----- Input records

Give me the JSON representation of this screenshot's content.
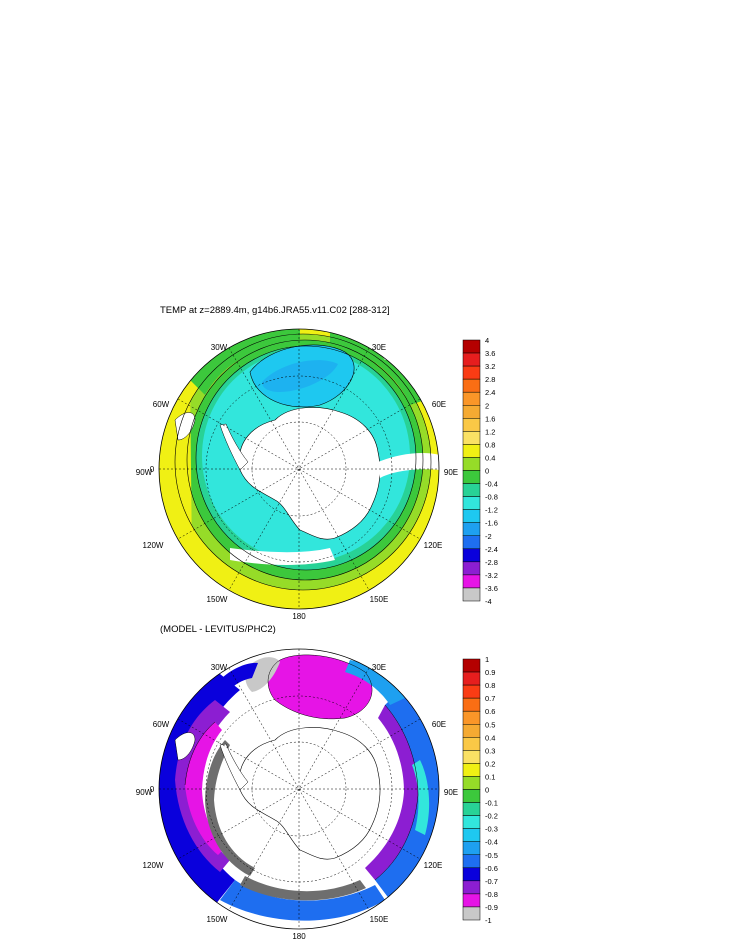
{
  "panels": [
    {
      "title": "TEMP at z=2889.4m, g14b6.JRA55.v11.C02 [288-312]",
      "longitude_labels": [
        "0",
        "30E",
        "60E",
        "90E",
        "120E",
        "150E",
        "180",
        "150W",
        "120W",
        "90W",
        "60W",
        "30W"
      ],
      "colorbar": {
        "labels": [
          "4",
          "3.6",
          "3.2",
          "2.8",
          "2.4",
          "2",
          "1.6",
          "1.2",
          "0.8",
          "0.4",
          "0",
          "-0.4",
          "-0.8",
          "-1.2",
          "-1.6",
          "-2",
          "-2.4",
          "-2.8",
          "-3.2",
          "-3.6",
          "-4"
        ],
        "colors": [
          "#b40000",
          "#e61e1e",
          "#fa3c14",
          "#fa6e14",
          "#fa9628",
          "#f5aa32",
          "#fac846",
          "#fae164",
          "#f0f014",
          "#96dc28",
          "#3cc83c",
          "#28d296",
          "#32e6dc",
          "#1ec8f0",
          "#1ea0f0",
          "#1e6ef0",
          "#0a00dc",
          "#8c1ed2",
          "#e614e6",
          "#c8c8c8",
          "#6e6e6e"
        ]
      }
    },
    {
      "title": "(MODEL - LEVITUS/PHC2)",
      "longitude_labels": [
        "0",
        "30E",
        "60E",
        "90E",
        "120E",
        "150E",
        "180",
        "150W",
        "120W",
        "90W",
        "60W",
        "30W"
      ],
      "colorbar": {
        "labels": [
          "1",
          "0.9",
          "0.8",
          "0.7",
          "0.6",
          "0.5",
          "0.4",
          "0.3",
          "0.2",
          "0.1",
          "0",
          "-0.1",
          "-0.2",
          "-0.3",
          "-0.4",
          "-0.5",
          "-0.6",
          "-0.7",
          "-0.8",
          "-0.9",
          "-1"
        ],
        "colors": [
          "#b40000",
          "#e61e1e",
          "#fa3c14",
          "#fa6e14",
          "#fa9628",
          "#f5aa32",
          "#fac846",
          "#fae164",
          "#f0f014",
          "#96dc28",
          "#3cc83c",
          "#28d296",
          "#32e6dc",
          "#1ec8f0",
          "#1ea0f0",
          "#1e6ef0",
          "#0a00dc",
          "#8c1ed2",
          "#e614e6",
          "#c8c8c8",
          "#6e6e6e"
        ]
      }
    }
  ]
}
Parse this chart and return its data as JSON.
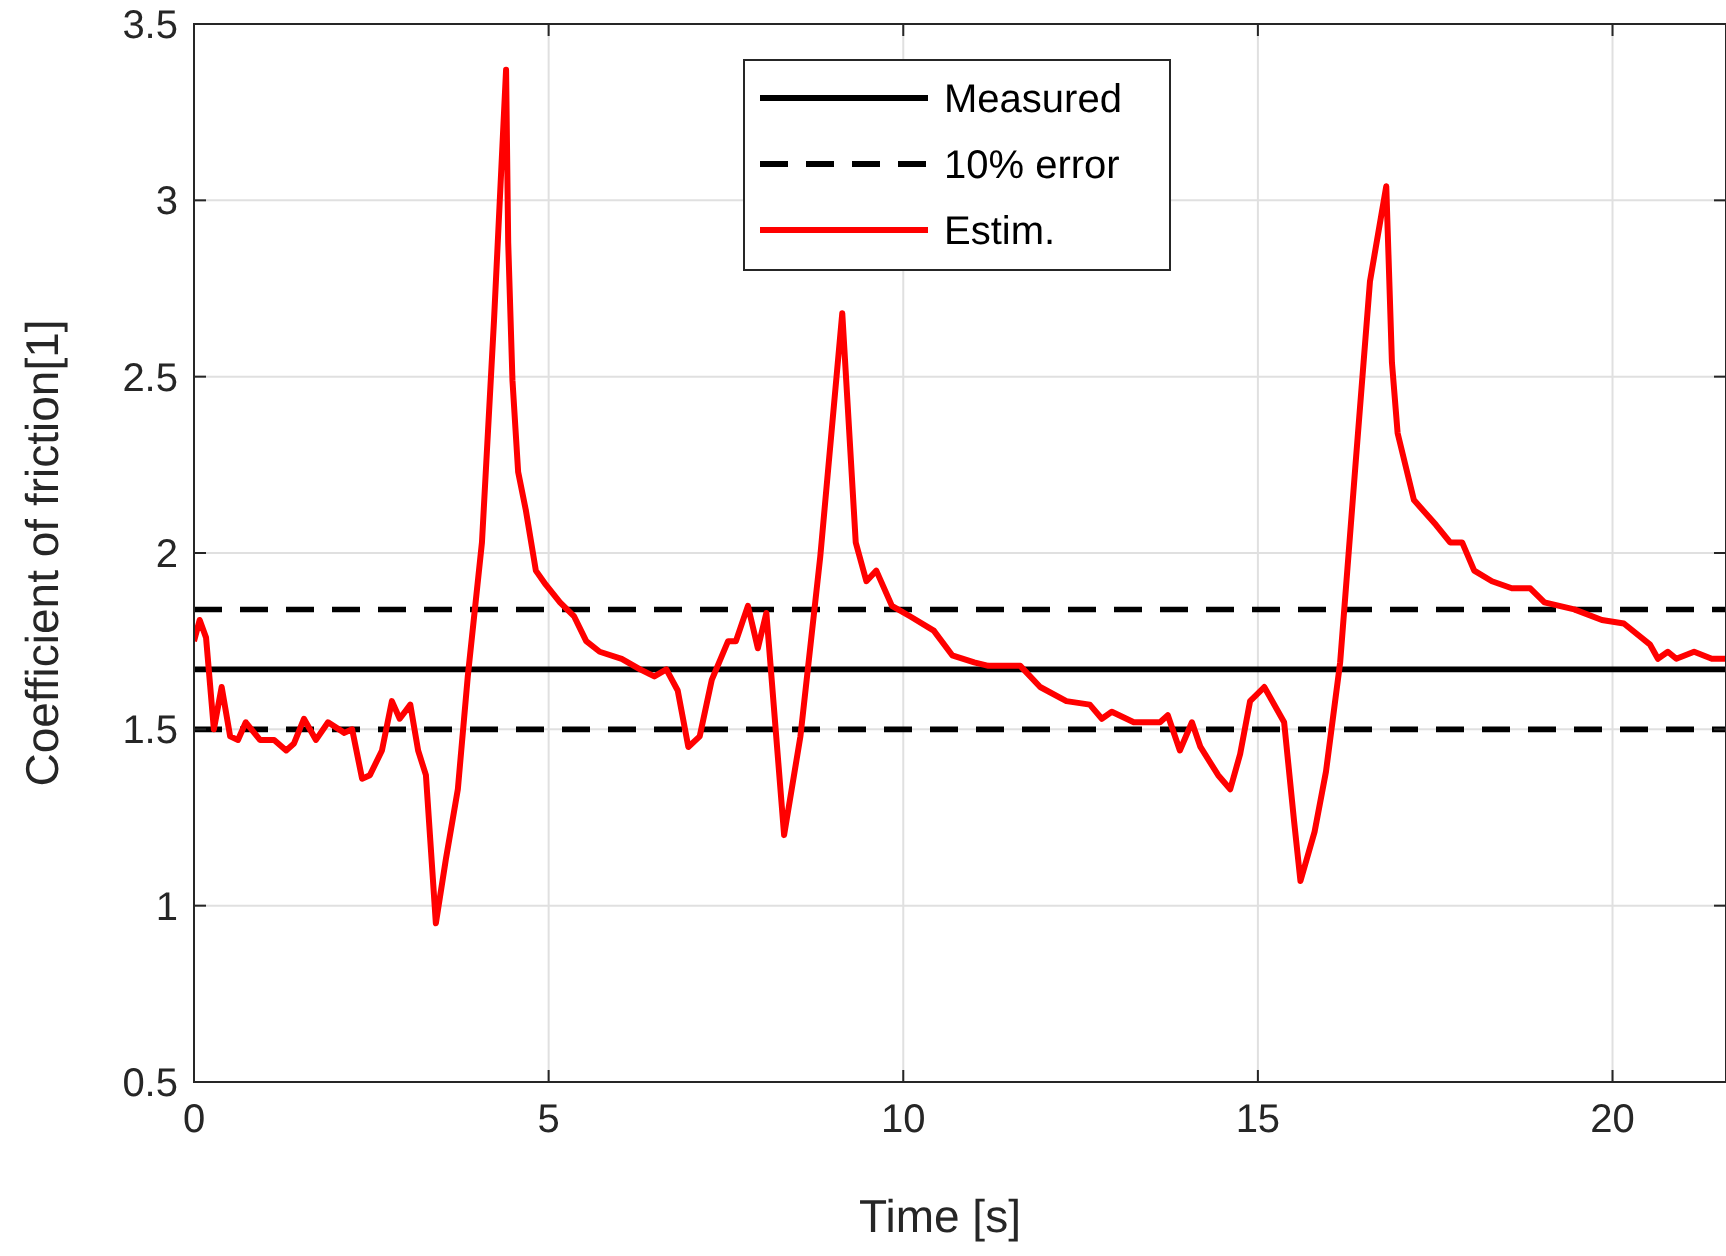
{
  "chart_data": {
    "type": "line",
    "xlabel": "Time [s]",
    "ylabel": "Coefficient of friction[1]",
    "xlim": [
      0,
      21.6
    ],
    "ylim": [
      0.5,
      3.5
    ],
    "xticks": [
      0,
      5,
      10,
      15,
      20
    ],
    "yticks": [
      0.5,
      1,
      1.5,
      2,
      2.5,
      3,
      3.5
    ],
    "grid": true,
    "legend": "top",
    "series": [
      {
        "name": "Measured",
        "color": "#000000",
        "line_style": "solid",
        "x": [
          0,
          21.6
        ],
        "values": [
          1.67,
          1.67
        ]
      },
      {
        "name": "10% error",
        "color": "#000000",
        "line_style": "dashed",
        "x": [
          0,
          21.6
        ],
        "values": [
          1.84,
          1.84
        ]
      },
      {
        "color": "#000000",
        "line_style": "dashed",
        "x": [
          0,
          21.6
        ],
        "values": [
          1.5,
          1.5
        ]
      },
      {
        "name": "Estim.",
        "color": "#ff0000",
        "line_style": "solid",
        "x": [
          0,
          0.08,
          0.17,
          0.28,
          0.39,
          0.51,
          0.62,
          0.73,
          0.93,
          1.13,
          1.3,
          1.41,
          1.55,
          1.72,
          1.89,
          2.12,
          2.23,
          2.37,
          2.48,
          2.65,
          2.79,
          2.9,
          3.05,
          3.16,
          3.27,
          3.41,
          3.55,
          3.72,
          3.86,
          4.06,
          4.23,
          4.4,
          4.43,
          4.49,
          4.57,
          4.68,
          4.82,
          4.96,
          5.16,
          5.36,
          5.53,
          5.72,
          6.03,
          6.29,
          6.49,
          6.66,
          6.82,
          6.97,
          7.13,
          7.3,
          7.53,
          7.64,
          7.81,
          7.95,
          8.07,
          8.32,
          8.55,
          8.83,
          9.14,
          9.33,
          9.48,
          9.62,
          9.84,
          10.1,
          10.43,
          10.69,
          11.0,
          11.2,
          11.65,
          11.93,
          12.3,
          12.63,
          12.8,
          12.94,
          13.25,
          13.62,
          13.73,
          13.9,
          14.07,
          14.19,
          14.44,
          14.61,
          14.75,
          14.89,
          15.09,
          15.37,
          15.51,
          15.6,
          15.8,
          15.96,
          16.16,
          16.38,
          16.58,
          16.81,
          16.89,
          16.97,
          17.2,
          17.51,
          17.71,
          17.88,
          18.05,
          18.3,
          18.58,
          18.84,
          19.04,
          19.46,
          19.85,
          20.16,
          20.53,
          20.64,
          20.78,
          20.9,
          21.15,
          21.4,
          21.6
        ],
        "values": [
          1.75,
          1.81,
          1.76,
          1.5,
          1.62,
          1.48,
          1.47,
          1.52,
          1.47,
          1.47,
          1.44,
          1.46,
          1.53,
          1.47,
          1.52,
          1.49,
          1.5,
          1.36,
          1.37,
          1.44,
          1.58,
          1.53,
          1.57,
          1.44,
          1.37,
          0.95,
          1.13,
          1.33,
          1.65,
          2.03,
          2.66,
          3.37,
          2.88,
          2.49,
          2.23,
          2.12,
          1.95,
          1.91,
          1.86,
          1.82,
          1.75,
          1.72,
          1.7,
          1.67,
          1.65,
          1.67,
          1.61,
          1.45,
          1.48,
          1.64,
          1.75,
          1.75,
          1.85,
          1.73,
          1.83,
          1.2,
          1.48,
          1.99,
          2.68,
          2.03,
          1.92,
          1.95,
          1.85,
          1.82,
          1.78,
          1.71,
          1.69,
          1.68,
          1.68,
          1.62,
          1.58,
          1.57,
          1.53,
          1.55,
          1.52,
          1.52,
          1.54,
          1.44,
          1.52,
          1.45,
          1.37,
          1.33,
          1.43,
          1.58,
          1.62,
          1.52,
          1.24,
          1.07,
          1.21,
          1.38,
          1.69,
          2.26,
          2.77,
          3.04,
          2.54,
          2.34,
          2.15,
          2.08,
          2.03,
          2.03,
          1.95,
          1.92,
          1.9,
          1.9,
          1.86,
          1.84,
          1.81,
          1.8,
          1.74,
          1.7,
          1.72,
          1.7,
          1.72,
          1.7,
          1.7
        ]
      }
    ]
  }
}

----------

* [What is asked]:
Without including any pictures, print all of the material exactly as given.

* [Solution]:
Give me the JSON representation of this screenshot's content.
{
  "panels": [
    {
      "title": "TEMP at z=2889.4m, g14b6.JRA55.v11.C02 [288-312]",
      "longitude_labels": [
        "0",
        "30E",
        "60E",
        "90E",
        "120E",
        "150E",
        "180",
        "150W",
        "120W",
        "90W",
        "60W",
        "30W"
      ],
      "colorbar": {
        "labels": [
          "4",
          "3.6",
          "3.2",
          "2.8",
          "2.4",
          "2",
          "1.6",
          "1.2",
          "0.8",
          "0.4",
          "0",
          "-0.4",
          "-0.8",
          "-1.2",
          "-1.6",
          "-2",
          "-2.4",
          "-2.8",
          "-3.2",
          "-3.6",
          "-4"
        ],
        "colors": [
          "#b40000",
          "#e61e1e",
          "#fa3c14",
          "#fa6e14",
          "#fa9628",
          "#f5aa32",
          "#fac846",
          "#fae164",
          "#f0f014",
          "#96dc28",
          "#3cc83c",
          "#28d296",
          "#32e6dc",
          "#1ec8f0",
          "#1ea0f0",
          "#1e6ef0",
          "#0a00dc",
          "#8c1ed2",
          "#e614e6",
          "#c8c8c8",
          "#6e6e6e"
        ]
      }
    },
    {
      "title": "(MODEL - LEVITUS/PHC2)",
      "longitude_labels": [
        "0",
        "30E",
        "60E",
        "90E",
        "120E",
        "150E",
        "180",
        "150W",
        "120W",
        "90W",
        "60W",
        "30W"
      ],
      "colorbar": {
        "labels": [
          "1",
          "0.9",
          "0.8",
          "0.7",
          "0.6",
          "0.5",
          "0.4",
          "0.3",
          "0.2",
          "0.1",
          "0",
          "-0.1",
          "-0.2",
          "-0.3",
          "-0.4",
          "-0.5",
          "-0.6",
          "-0.7",
          "-0.8",
          "-0.9",
          "-1"
        ],
        "colors": [
          "#b40000",
          "#e61e1e",
          "#fa3c14",
          "#fa6e14",
          "#fa9628",
          "#f5aa32",
          "#fac846",
          "#fae164",
          "#f0f014",
          "#96dc28",
          "#3cc83c",
          "#28d296",
          "#32e6dc",
          "#1ec8f0",
          "#1ea0f0",
          "#1e6ef0",
          "#0a00dc",
          "#8c1ed2",
          "#e614e6",
          "#c8c8c8",
          "#6e6e6e"
        ]
      }
    }
  ]
}
Parse this chart and return its data as JSON.
{
  "chart_data": {
    "type": "line",
    "xlabel": "Time [s]",
    "ylabel": "Coefficient of friction[1]",
    "xlim": [
      0,
      21.6
    ],
    "ylim": [
      0.5,
      3.5
    ],
    "xticks": [
      0,
      5,
      10,
      15,
      20
    ],
    "yticks": [
      0.5,
      1,
      1.5,
      2,
      2.5,
      3,
      3.5
    ],
    "grid": true,
    "legend": "top",
    "series": [
      {
        "name": "Measured",
        "color": "#000000",
        "line_style": "solid",
        "x": [
          0,
          21.6
        ],
        "values": [
          1.67,
          1.67
        ]
      },
      {
        "name": "10% error",
        "color": "#000000",
        "line_style": "dashed",
        "x": [
          0,
          21.6
        ],
        "values": [
          1.84,
          1.84
        ]
      },
      {
        "color": "#000000",
        "line_style": "dashed",
        "x": [
          0,
          21.6
        ],
        "values": [
          1.5,
          1.5
        ]
      },
      {
        "name": "Estim.",
        "color": "#ff0000",
        "line_style": "solid",
        "x": [
          0,
          0.08,
          0.17,
          0.28,
          0.39,
          0.51,
          0.62,
          0.73,
          0.93,
          1.13,
          1.3,
          1.41,
          1.55,
          1.72,
          1.89,
          2.12,
          2.23,
          2.37,
          2.48,
          2.65,
          2.79,
          2.9,
          3.05,
          3.16,
          3.27,
          3.41,
          3.55,
          3.72,
          3.86,
          4.06,
          4.23,
          4.4,
          4.43,
          4.49,
          4.57,
          4.68,
          4.82,
          4.96,
          5.16,
          5.36,
          5.53,
          5.72,
          6.03,
          6.29,
          6.49,
          6.66,
          6.82,
          6.97,
          7.13,
          7.3,
          7.53,
          7.64,
          7.81,
          7.95,
          8.07,
          8.32,
          8.55,
          8.83,
          9.14,
          9.33,
          9.48,
          9.62,
          9.84,
          10.1,
          10.43,
          10.69,
          11.0,
          11.2,
          11.65,
          11.93,
          12.3,
          12.63,
          12.8,
          12.94,
          13.25,
          13.62,
          13.73,
          13.9,
          14.07,
          14.19,
          14.44,
          14.61,
          14.75,
          14.89,
          15.09,
          15.37,
          15.51,
          15.6,
          15.8,
          15.96,
          16.16,
          16.38,
          16.58,
          16.81,
          16.89,
          16.97,
          17.2,
          17.51,
          17.71,
          17.88,
          18.05,
          18.3,
          18.58,
          18.84,
          19.04,
          19.46,
          19.85,
          20.16,
          20.53,
          20.64,
          20.78,
          20.9,
          21.15,
          21.4,
          21.6
        ],
        "values": [
          1.75,
          1.81,
          1.76,
          1.5,
          1.62,
          1.48,
          1.47,
          1.52,
          1.47,
          1.47,
          1.44,
          1.46,
          1.53,
          1.47,
          1.52,
          1.49,
          1.5,
          1.36,
          1.37,
          1.44,
          1.58,
          1.53,
          1.57,
          1.44,
          1.37,
          0.95,
          1.13,
          1.33,
          1.65,
          2.03,
          2.66,
          3.37,
          2.88,
          2.49,
          2.23,
          2.12,
          1.95,
          1.91,
          1.86,
          1.82,
          1.75,
          1.72,
          1.7,
          1.67,
          1.65,
          1.67,
          1.61,
          1.45,
          1.48,
          1.64,
          1.75,
          1.75,
          1.85,
          1.73,
          1.83,
          1.2,
          1.48,
          1.99,
          2.68,
          2.03,
          1.92,
          1.95,
          1.85,
          1.82,
          1.78,
          1.71,
          1.69,
          1.68,
          1.68,
          1.62,
          1.58,
          1.57,
          1.53,
          1.55,
          1.52,
          1.52,
          1.54,
          1.44,
          1.52,
          1.45,
          1.37,
          1.33,
          1.43,
          1.58,
          1.62,
          1.52,
          1.24,
          1.07,
          1.21,
          1.38,
          1.69,
          2.26,
          2.77,
          3.04,
          2.54,
          2.34,
          2.15,
          2.08,
          2.03,
          2.03,
          1.95,
          1.92,
          1.9,
          1.9,
          1.86,
          1.84,
          1.81,
          1.8,
          1.74,
          1.7,
          1.72,
          1.7,
          1.72,
          1.7,
          1.7
        ]
      }
    ]
  }
}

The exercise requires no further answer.